*SUPPLIED DATA:*
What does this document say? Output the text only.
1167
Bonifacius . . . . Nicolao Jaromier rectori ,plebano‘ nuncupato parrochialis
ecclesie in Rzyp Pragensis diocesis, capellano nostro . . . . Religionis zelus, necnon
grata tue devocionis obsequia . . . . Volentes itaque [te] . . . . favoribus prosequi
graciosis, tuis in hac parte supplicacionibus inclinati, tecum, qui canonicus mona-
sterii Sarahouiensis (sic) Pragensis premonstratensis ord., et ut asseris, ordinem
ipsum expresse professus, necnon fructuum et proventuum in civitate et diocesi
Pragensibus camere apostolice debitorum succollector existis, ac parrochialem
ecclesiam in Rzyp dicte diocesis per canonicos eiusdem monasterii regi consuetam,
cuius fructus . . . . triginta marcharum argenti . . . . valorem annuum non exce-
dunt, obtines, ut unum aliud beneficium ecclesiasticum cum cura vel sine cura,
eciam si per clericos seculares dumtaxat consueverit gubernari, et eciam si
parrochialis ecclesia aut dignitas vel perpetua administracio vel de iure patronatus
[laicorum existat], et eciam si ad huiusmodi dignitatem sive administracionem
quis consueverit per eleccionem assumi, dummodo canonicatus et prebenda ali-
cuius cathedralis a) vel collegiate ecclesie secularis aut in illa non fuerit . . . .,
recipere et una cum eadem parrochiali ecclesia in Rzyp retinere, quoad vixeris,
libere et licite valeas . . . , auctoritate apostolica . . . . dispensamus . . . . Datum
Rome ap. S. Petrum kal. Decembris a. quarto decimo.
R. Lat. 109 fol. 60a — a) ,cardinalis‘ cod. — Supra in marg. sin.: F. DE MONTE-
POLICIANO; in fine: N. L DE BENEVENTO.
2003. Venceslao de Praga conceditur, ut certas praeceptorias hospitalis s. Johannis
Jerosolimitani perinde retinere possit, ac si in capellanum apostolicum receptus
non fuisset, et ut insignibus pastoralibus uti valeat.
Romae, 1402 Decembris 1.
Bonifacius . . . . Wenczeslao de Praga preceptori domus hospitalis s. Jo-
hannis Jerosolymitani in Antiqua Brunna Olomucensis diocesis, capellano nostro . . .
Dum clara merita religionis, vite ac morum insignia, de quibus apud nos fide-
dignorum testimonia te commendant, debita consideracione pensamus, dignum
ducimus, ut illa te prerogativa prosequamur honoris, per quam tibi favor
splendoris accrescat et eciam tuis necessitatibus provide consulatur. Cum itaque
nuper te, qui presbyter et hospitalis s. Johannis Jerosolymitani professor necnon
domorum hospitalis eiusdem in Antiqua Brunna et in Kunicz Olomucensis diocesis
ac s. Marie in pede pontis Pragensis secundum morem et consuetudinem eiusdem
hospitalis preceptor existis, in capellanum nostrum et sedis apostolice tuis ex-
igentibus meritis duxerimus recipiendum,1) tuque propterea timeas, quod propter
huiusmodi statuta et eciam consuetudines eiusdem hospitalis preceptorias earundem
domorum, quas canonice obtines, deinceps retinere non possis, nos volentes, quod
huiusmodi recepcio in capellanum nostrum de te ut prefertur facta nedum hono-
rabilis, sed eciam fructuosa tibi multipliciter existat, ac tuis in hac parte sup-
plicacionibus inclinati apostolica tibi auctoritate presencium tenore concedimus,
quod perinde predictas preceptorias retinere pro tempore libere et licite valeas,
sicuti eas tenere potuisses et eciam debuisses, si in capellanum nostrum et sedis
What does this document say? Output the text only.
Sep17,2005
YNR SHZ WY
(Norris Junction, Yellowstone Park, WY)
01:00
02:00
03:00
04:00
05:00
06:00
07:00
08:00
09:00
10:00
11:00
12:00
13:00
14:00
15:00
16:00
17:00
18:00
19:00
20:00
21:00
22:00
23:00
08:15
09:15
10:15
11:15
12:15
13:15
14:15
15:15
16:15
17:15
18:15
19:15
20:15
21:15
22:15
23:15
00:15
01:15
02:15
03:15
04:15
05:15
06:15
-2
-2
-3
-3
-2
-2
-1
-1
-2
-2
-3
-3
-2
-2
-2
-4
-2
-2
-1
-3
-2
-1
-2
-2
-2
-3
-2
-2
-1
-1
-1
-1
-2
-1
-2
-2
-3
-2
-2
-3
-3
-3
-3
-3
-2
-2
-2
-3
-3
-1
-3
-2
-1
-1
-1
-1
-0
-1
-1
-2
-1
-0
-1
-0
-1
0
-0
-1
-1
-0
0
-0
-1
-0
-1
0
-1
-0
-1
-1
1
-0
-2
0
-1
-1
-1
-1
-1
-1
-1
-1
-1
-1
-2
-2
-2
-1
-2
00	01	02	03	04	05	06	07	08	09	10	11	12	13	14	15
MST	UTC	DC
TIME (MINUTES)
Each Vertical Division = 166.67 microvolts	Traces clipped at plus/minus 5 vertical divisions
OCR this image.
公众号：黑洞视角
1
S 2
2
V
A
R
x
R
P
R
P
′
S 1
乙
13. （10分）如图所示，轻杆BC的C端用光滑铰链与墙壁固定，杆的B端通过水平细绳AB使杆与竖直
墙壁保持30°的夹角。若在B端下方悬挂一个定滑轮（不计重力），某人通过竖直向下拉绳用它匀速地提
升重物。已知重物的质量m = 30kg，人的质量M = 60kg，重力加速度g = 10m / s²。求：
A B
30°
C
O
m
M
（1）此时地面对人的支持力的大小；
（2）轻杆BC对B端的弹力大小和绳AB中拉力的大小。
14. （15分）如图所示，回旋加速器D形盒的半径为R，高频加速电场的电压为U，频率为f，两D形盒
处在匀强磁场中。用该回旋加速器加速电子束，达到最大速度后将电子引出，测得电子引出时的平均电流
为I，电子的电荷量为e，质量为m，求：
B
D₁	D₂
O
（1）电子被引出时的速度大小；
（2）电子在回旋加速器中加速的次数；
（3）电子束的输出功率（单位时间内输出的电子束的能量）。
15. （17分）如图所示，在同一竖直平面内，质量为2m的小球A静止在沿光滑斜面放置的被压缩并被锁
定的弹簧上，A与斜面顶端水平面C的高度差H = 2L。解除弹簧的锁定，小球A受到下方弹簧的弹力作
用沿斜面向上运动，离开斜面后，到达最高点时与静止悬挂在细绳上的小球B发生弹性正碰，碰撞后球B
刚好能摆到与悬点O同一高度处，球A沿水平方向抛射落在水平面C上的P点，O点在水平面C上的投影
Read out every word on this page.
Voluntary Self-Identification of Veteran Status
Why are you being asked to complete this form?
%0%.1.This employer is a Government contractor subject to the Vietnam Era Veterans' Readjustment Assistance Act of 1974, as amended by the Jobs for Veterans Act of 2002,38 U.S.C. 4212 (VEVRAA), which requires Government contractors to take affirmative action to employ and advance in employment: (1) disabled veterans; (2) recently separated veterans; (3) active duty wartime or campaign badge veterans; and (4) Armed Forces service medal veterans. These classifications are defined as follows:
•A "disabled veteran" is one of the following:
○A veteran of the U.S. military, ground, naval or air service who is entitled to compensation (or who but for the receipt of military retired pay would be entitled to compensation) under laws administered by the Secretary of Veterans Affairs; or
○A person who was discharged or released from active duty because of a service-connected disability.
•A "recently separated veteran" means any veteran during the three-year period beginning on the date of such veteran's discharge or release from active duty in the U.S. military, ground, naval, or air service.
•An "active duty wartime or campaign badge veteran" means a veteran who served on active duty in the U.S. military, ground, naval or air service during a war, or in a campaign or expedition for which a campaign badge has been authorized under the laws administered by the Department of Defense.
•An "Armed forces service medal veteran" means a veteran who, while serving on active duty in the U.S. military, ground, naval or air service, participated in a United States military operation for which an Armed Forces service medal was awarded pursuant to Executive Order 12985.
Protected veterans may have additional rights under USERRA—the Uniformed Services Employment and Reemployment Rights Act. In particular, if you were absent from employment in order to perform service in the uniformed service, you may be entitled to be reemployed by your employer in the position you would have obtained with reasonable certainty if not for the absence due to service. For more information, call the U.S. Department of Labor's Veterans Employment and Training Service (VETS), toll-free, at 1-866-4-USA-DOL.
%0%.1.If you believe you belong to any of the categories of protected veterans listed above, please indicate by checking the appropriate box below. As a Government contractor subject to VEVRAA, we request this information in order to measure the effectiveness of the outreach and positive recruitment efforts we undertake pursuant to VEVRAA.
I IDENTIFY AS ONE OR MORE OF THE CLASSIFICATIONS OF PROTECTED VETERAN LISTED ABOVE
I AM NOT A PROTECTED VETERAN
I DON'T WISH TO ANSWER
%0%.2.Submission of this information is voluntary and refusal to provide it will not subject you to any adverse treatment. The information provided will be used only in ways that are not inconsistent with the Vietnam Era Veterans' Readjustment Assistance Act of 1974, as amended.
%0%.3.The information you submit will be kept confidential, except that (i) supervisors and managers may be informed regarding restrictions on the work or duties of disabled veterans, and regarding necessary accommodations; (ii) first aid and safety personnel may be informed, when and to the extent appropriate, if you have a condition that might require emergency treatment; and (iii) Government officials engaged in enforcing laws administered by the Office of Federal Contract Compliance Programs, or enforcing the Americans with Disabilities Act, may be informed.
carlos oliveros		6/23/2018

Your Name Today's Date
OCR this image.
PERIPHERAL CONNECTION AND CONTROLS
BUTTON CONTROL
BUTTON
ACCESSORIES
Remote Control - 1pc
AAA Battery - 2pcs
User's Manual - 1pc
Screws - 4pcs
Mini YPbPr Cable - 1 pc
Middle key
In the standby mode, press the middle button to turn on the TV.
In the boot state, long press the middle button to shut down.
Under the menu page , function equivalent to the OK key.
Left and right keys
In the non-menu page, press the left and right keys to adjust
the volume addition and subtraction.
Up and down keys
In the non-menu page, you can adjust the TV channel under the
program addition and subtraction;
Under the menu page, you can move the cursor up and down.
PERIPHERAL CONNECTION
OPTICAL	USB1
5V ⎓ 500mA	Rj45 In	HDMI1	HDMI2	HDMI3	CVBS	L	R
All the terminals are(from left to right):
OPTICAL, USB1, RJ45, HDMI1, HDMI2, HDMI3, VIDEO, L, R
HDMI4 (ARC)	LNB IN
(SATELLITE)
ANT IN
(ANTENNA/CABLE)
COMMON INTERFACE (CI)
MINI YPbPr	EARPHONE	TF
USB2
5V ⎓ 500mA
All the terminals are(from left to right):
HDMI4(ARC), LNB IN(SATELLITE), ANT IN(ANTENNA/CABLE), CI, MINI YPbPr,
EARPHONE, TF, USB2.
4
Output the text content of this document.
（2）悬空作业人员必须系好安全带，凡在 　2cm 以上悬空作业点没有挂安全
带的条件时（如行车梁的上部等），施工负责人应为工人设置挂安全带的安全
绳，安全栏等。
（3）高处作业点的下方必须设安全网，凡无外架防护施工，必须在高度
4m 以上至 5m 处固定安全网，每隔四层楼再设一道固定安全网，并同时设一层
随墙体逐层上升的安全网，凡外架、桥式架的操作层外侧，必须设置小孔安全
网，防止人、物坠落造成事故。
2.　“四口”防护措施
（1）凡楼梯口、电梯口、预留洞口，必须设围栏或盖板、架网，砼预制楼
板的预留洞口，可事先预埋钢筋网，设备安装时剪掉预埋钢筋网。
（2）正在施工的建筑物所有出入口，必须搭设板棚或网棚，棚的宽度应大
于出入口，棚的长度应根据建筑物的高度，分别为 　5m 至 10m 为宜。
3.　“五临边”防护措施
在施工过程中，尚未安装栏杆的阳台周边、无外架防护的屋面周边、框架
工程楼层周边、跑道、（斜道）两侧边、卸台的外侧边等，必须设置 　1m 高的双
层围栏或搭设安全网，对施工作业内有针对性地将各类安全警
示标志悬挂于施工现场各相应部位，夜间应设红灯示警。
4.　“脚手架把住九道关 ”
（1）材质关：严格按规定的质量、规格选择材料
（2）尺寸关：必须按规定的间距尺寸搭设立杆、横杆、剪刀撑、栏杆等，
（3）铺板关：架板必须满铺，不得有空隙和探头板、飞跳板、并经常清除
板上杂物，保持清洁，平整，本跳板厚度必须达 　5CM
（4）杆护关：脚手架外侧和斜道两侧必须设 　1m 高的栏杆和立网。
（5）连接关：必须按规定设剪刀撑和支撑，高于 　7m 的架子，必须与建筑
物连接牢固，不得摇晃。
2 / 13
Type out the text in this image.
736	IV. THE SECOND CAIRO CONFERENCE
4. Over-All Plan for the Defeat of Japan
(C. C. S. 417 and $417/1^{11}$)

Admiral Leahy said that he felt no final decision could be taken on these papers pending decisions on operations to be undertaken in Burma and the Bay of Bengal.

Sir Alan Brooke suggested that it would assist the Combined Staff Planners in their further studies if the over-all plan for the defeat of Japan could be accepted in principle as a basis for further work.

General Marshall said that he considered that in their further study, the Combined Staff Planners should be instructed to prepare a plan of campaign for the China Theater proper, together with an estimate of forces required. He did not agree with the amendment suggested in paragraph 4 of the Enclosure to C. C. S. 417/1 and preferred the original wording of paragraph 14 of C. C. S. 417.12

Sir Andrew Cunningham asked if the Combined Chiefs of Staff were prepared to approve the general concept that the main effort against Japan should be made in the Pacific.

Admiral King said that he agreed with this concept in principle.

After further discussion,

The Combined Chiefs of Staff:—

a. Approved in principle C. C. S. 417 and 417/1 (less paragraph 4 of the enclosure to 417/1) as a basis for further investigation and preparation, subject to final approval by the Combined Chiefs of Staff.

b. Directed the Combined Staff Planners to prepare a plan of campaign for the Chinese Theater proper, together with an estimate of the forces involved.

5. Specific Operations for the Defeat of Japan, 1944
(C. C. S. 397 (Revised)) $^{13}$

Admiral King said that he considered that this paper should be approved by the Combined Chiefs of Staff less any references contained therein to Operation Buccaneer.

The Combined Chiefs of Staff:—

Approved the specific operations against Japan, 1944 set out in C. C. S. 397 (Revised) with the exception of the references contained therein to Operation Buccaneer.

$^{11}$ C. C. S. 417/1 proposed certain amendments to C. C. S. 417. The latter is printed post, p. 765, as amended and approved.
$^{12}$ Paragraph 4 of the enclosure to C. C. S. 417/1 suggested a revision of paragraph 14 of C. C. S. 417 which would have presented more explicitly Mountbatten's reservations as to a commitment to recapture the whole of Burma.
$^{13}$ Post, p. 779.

*SHORT TASK:*
Tally the lines containing "asked". Provide the number without any other words.

*RESULT FOR THIS EXERCISE:*
2